WORK TO DO —
Find each line containing the string "round". Copy it.

==== DATASET EXCERPTS ====

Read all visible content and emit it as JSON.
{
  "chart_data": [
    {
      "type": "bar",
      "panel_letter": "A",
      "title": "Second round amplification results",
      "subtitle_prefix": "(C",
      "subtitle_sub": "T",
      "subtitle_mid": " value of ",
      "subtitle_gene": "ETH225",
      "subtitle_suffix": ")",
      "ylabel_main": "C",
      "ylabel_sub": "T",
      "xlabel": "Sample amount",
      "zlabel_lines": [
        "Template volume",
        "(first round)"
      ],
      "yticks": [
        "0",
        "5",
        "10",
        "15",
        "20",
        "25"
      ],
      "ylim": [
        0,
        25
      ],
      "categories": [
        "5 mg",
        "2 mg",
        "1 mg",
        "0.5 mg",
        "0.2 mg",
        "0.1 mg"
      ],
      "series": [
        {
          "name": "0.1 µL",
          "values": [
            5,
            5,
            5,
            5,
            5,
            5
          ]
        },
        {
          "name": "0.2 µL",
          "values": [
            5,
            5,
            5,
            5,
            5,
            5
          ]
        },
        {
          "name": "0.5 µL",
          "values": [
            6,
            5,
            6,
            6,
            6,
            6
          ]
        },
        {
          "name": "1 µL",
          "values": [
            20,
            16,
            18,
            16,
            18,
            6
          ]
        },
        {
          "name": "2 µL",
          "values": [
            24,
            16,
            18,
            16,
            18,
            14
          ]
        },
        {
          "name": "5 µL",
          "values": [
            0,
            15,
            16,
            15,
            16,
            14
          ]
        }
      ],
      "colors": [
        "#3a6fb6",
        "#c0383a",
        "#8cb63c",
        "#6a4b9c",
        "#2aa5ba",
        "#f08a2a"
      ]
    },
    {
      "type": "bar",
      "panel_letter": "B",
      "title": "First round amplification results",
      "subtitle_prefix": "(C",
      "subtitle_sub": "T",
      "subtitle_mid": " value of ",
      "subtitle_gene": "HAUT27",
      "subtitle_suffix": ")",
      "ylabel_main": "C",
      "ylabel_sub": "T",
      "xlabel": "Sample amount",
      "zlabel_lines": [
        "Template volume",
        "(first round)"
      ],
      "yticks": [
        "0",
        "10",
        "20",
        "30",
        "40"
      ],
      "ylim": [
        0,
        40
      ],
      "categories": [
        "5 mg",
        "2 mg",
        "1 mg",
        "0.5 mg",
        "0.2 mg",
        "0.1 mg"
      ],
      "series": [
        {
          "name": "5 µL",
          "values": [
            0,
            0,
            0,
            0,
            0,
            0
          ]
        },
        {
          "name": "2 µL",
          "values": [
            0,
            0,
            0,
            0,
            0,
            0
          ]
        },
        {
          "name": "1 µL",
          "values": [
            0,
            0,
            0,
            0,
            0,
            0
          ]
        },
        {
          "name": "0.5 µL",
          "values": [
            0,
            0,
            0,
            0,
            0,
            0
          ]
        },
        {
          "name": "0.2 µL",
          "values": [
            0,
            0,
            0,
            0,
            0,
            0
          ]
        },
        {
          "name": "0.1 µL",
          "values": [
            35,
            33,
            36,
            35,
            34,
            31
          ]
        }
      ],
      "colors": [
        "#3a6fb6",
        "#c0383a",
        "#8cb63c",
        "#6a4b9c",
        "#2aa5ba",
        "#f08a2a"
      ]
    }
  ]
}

====

FULL ANSWER —
      "title": "Second round amplification results",
        "(first round)"
      "title": "First round amplification results",
        "(first round)"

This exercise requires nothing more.